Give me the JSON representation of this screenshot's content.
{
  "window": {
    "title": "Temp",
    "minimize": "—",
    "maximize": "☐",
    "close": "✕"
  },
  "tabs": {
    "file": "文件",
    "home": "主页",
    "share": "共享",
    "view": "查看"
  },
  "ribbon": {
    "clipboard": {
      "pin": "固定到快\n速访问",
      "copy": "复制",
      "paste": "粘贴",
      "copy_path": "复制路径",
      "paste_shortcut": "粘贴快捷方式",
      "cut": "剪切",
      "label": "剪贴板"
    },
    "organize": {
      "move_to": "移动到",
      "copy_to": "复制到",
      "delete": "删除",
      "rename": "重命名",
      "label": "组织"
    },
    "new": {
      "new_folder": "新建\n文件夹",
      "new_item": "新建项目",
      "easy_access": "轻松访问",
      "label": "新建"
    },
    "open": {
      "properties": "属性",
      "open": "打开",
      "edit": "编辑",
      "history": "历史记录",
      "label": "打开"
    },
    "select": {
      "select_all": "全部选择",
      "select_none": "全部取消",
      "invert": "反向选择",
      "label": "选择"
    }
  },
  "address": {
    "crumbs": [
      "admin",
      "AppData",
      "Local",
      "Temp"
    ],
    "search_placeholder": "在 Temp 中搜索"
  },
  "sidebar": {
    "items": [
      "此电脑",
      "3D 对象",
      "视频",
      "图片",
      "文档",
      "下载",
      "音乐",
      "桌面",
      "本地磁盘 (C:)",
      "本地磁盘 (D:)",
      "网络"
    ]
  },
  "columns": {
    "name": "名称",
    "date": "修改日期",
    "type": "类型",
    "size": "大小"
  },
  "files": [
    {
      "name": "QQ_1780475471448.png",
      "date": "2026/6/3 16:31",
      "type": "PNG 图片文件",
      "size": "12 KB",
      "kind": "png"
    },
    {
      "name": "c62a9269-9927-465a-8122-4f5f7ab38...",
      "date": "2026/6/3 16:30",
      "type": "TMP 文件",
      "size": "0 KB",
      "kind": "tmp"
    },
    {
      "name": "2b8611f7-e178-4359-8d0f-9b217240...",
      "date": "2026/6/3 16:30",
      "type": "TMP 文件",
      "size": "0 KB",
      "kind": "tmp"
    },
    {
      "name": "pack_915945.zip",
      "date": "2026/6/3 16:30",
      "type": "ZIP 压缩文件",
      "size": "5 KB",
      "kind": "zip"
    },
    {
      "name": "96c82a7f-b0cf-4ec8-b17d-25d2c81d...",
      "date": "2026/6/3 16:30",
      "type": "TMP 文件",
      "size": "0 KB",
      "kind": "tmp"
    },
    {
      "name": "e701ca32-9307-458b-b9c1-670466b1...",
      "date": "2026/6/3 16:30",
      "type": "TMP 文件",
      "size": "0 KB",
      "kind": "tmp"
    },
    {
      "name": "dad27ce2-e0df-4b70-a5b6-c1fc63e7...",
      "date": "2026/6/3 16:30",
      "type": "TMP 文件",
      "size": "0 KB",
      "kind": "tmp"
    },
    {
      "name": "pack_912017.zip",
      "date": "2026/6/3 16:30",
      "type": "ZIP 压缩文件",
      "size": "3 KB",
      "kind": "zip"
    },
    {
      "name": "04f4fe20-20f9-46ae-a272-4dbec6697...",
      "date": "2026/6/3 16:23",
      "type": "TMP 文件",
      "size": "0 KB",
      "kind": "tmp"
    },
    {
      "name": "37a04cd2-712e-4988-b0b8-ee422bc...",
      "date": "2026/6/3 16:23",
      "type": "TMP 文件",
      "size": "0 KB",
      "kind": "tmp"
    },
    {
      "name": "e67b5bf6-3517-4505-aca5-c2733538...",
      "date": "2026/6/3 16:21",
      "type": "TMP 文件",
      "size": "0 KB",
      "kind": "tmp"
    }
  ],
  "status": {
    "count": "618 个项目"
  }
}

——

*WHAT THE TASK REQUIRES:* From the entries above, copy out every line where the string "label" appears.

*RESULT:*
      "label": "剪贴板"
      "label": "组织"
      "label": "新建"
      "label": "打开"
      "label": "选择"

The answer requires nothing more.